=== Input ===
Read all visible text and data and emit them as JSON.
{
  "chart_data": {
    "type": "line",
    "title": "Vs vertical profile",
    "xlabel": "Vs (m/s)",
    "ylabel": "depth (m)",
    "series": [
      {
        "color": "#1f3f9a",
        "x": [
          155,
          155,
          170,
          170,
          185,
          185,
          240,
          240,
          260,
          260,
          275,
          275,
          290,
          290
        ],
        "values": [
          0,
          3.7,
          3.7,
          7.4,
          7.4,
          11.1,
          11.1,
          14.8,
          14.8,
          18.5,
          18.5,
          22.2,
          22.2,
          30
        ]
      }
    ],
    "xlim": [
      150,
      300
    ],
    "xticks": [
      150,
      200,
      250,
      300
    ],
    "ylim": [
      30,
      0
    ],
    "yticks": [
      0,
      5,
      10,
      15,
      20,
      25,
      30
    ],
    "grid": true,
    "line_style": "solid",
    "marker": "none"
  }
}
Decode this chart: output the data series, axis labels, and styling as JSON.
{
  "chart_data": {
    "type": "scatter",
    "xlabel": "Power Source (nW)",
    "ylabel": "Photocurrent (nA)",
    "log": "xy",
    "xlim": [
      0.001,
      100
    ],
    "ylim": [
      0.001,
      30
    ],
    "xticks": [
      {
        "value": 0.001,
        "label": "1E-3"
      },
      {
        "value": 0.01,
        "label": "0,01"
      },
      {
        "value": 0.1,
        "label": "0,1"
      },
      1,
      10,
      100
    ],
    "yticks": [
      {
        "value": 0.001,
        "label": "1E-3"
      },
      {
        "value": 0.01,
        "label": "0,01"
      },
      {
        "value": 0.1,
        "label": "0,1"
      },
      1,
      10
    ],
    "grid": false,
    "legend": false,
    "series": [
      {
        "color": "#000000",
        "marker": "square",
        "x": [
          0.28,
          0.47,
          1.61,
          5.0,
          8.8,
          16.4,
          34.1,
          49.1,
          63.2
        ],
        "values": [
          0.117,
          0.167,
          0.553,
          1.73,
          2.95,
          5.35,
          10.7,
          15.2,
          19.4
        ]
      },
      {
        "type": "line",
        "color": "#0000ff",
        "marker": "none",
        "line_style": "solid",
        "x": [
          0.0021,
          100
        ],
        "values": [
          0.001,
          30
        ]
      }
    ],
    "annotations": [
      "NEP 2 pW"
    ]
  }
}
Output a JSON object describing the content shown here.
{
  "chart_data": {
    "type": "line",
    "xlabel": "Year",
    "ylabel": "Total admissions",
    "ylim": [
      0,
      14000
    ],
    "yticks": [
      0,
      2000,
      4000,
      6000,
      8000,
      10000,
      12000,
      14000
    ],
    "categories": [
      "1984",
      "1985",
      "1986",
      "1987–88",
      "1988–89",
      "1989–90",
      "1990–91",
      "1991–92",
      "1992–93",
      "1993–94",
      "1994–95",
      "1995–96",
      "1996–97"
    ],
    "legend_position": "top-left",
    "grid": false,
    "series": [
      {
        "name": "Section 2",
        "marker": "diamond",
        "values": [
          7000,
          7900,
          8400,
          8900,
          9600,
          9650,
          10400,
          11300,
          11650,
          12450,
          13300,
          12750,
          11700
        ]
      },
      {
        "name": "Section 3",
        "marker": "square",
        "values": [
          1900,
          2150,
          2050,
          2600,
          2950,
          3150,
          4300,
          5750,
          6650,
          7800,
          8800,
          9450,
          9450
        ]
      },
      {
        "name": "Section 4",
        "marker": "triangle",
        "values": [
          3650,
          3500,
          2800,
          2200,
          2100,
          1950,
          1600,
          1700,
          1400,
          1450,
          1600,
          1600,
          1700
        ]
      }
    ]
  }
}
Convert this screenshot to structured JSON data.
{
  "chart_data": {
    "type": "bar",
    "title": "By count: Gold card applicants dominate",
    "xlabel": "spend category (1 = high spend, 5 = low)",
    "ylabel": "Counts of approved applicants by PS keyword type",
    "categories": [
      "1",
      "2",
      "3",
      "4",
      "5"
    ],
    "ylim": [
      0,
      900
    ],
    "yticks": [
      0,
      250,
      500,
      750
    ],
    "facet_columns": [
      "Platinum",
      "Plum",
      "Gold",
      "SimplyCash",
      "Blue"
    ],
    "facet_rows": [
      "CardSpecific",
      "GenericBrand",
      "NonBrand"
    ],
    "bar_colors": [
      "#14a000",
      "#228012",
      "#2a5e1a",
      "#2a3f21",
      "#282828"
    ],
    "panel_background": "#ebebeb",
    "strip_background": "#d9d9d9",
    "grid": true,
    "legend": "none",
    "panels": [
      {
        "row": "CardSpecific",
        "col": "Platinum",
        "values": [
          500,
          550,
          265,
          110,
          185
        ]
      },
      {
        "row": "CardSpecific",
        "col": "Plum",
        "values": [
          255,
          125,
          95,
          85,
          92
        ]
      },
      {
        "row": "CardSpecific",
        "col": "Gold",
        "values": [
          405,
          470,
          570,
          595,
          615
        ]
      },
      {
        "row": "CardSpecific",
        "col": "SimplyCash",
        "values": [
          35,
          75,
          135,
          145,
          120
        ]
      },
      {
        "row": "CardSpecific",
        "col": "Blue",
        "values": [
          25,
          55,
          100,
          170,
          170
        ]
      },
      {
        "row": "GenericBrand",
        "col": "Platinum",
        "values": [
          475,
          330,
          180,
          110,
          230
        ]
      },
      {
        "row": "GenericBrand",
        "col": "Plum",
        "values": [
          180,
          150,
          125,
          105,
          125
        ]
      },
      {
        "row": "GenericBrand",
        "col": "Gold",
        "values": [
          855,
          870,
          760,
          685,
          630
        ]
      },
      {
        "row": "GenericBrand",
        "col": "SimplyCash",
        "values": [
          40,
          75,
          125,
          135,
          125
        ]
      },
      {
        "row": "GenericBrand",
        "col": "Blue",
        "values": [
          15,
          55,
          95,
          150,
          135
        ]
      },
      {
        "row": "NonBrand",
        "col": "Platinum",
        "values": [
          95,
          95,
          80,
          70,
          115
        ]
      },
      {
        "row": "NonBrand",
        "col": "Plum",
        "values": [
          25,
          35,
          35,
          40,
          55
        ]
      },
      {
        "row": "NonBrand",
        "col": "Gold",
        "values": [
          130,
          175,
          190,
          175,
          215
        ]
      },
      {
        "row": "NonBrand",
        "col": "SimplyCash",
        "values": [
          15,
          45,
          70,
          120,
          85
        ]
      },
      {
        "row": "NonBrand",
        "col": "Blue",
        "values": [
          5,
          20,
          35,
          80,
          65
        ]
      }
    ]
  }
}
===
# Task directions
Restate the whole listing exactly, leaving out nothing.

# Exercise solution
Read all visible text and data and emit them as JSON.
{
  "chart_data": {
    "type": "line",
    "title": "Vs vertical profile",
    "xlabel": "Vs (m/s)",
    "ylabel": "depth (m)",
    "series": [
      {
        "color": "#1f3f9a",
        "x": [
          155,
          155,
          170,
          170,
          185,
          185,
          240,
          240,
          260,
          260,
          275,
          275,
          290,
          290
        ],
        "values": [
          0,
          3.7,
          3.7,
          7.4,
          7.4,
          11.1,
          11.1,
          14.8,
          14.8,
          18.5,
          18.5,
          22.2,
          22.2,
          30
        ]
      }
    ],
    "xlim": [
      150,
      300
    ],
    "xticks": [
      150,
      200,
      250,
      300
    ],
    "ylim": [
      30,
      0
    ],
    "yticks": [
      0,
      5,
      10,
      15,
      20,
      25,
      30
    ],
    "grid": true,
    "line_style": "solid",
    "marker": "none"
  }
}
Decode this chart: output the data series, axis labels, and styling as JSON.
{
  "chart_data": {
    "type": "scatter",
    "xlabel": "Power Source (nW)",
    "ylabel": "Photocurrent (nA)",
    "log": "xy",
    "xlim": [
      0.001,
      100
    ],
    "ylim": [
      0.001,
      30
    ],
    "xticks": [
      {
        "value": 0.001,
        "label": "1E-3"
      },
      {
        "value": 0.01,
        "label": "0,01"
      },
      {
        "value": 0.1,
        "label": "0,1"
      },
      1,
      10,
      100
    ],
    "yticks": [
      {
        "value": 0.001,
        "label": "1E-3"
      },
      {
        "value": 0.01,
        "label": "0,01"
      },
      {
        "value": 0.1,
        "label": "0,1"
      },
      1,
      10
    ],
    "grid": false,
    "legend": false,
    "series": [
      {
        "color": "#000000",
        "marker": "square",
        "x": [
          0.28,
          0.47,
          1.61,
          5.0,
          8.8,
          16.4,
          34.1,
          49.1,
          63.2
        ],
        "values": [
          0.117,
          0.167,
          0.553,
          1.73,
          2.95,
          5.35,
          10.7,
          15.2,
          19.4
        ]
      },
      {
        "type": "line",
        "color": "#0000ff",
        "marker": "none",
        "line_style": "solid",
        "x": [
          0.0021,
          100
        ],
        "values": [
          0.001,
          30
        ]
      }
    ],
    "annotations": [
      "NEP 2 pW"
    ]
  }
}
Output a JSON object describing the content shown here.
{
  "chart_data": {
    "type": "line",
    "xlabel": "Year",
    "ylabel": "Total admissions",
    "ylim": [
      0,
      14000
    ],
    "yticks": [
      0,
      2000,
      4000,
      6000,
      8000,
      10000,
      12000,
      14000
    ],
    "categories": [
      "1984",
      "1985",
      "1986",
      "1987–88",
      "1988–89",
      "1989–90",
      "1990–91",
      "1991–92",
      "1992–93",
      "1993–94",
      "1994–95",
      "1995–96",
      "1996–97"
    ],
    "legend_position": "top-left",
    "grid": false,
    "series": [
      {
        "name": "Section 2",
        "marker": "diamond",
        "values": [
          7000,
          7900,
          8400,
          8900,
          9600,
          9650,
          10400,
          11300,
          11650,
          12450,
          13300,
          12750,
          11700
        ]
      },
      {
        "name": "Section 3",
        "marker": "square",
        "values": [
          1900,
          2150,
          2050,
          2600,
          2950,
          3150,
          4300,
          5750,
          6650,
          7800,
          8800,
          9450,
          9450
        ]
      },
      {
        "name": "Section 4",
        "marker": "triangle",
        "values": [
          3650,
          3500,
          2800,
          2200,
          2100,
          1950,
          1600,
          1700,
          1400,
          1450,
          1600,
          1600,
          1700
        ]
      }
    ]
  }
}
Convert this screenshot to structured JSON data.
{
  "chart_data": {
    "type": "bar",
    "title": "By count: Gold card applicants dominate",
    "xlabel": "spend category (1 = high spend, 5 = low)",
    "ylabel": "Counts of approved applicants by PS keyword type",
    "categories": [
      "1",
      "2",
      "3",
      "4",
      "5"
    ],
    "ylim": [
      0,
      900
    ],
    "yticks": [
      0,
      250,
      500,
      750
    ],
    "facet_columns": [
      "Platinum",
      "Plum",
      "Gold",
      "SimplyCash",
      "Blue"
    ],
    "facet_rows": [
      "CardSpecific",
      "GenericBrand",
      "NonBrand"
    ],
    "bar_colors": [
      "#14a000",
      "#228012",
      "#2a5e1a",
      "#2a3f21",
      "#282828"
    ],
    "panel_background": "#ebebeb",
    "strip_background": "#d9d9d9",
    "grid": true,
    "legend": "none",
    "panels": [
      {
        "row": "CardSpecific",
        "col": "Platinum",
        "values": [
          500,
          550,
          265,
          110,
          185
        ]
      },
      {
        "row": "CardSpecific",
        "col": "Plum",
        "values": [
          255,
          125,
          95,
          85,
          92
        ]
      },
      {
        "row": "CardSpecific",
        "col": "Gold",
        "values": [
          405,
          470,
          570,
          595,
          615
        ]
      },
      {
        "row": "CardSpecific",
        "col": "SimplyCash",
        "values": [
          35,
          75,
          135,
          145,
          120
        ]
      },
      {
        "row": "CardSpecific",
        "col": "Blue",
        "values": [
          25,
          55,
          100,
          170,
          170
        ]
      },
      {
        "row": "GenericBrand",
        "col": "Platinum",
        "values": [
          475,
          330,
          180,
          110,
          230
        ]
      },
      {
        "row": "GenericBrand",
        "col": "Plum",
        "values": [
          180,
          150,
          125,
          105,
          125
        ]
      },
      {
        "row": "GenericBrand",
        "col": "Gold",
        "values": [
          855,
          870,
          760,
          685,
          630
        ]
      },
      {
        "row": "GenericBrand",
        "col": "SimplyCash",
        "values": [
          40,
          75,
          125,
          135,
          125
        ]
      },
      {
        "row": "GenericBrand",
        "col": "Blue",
        "values": [
          15,
          55,
          95,
          150,
          135
        ]
      },
      {
        "row": "NonBrand",
        "col": "Platinum",
        "values": [
          95,
          95,
          80,
          70,
          115
        ]
      },
      {
        "row": "NonBrand",
        "col": "Plum",
        "values": [
          25,
          35,
          35,
          40,
          55
        ]
      },
      {
        "row": "NonBrand",
        "col": "Gold",
        "values": [
          130,
          175,
          190,
          175,
          215
        ]
      },
      {
        "row": "NonBrand",
        "col": "SimplyCash",
        "values": [
          15,
          45,
          70,
          120,
          85
        ]
      },
      {
        "row": "NonBrand",
        "col": "Blue",
        "values": [
          5,
          20,
          35,
          80,
          65
        ]
      }
    ]
  }
}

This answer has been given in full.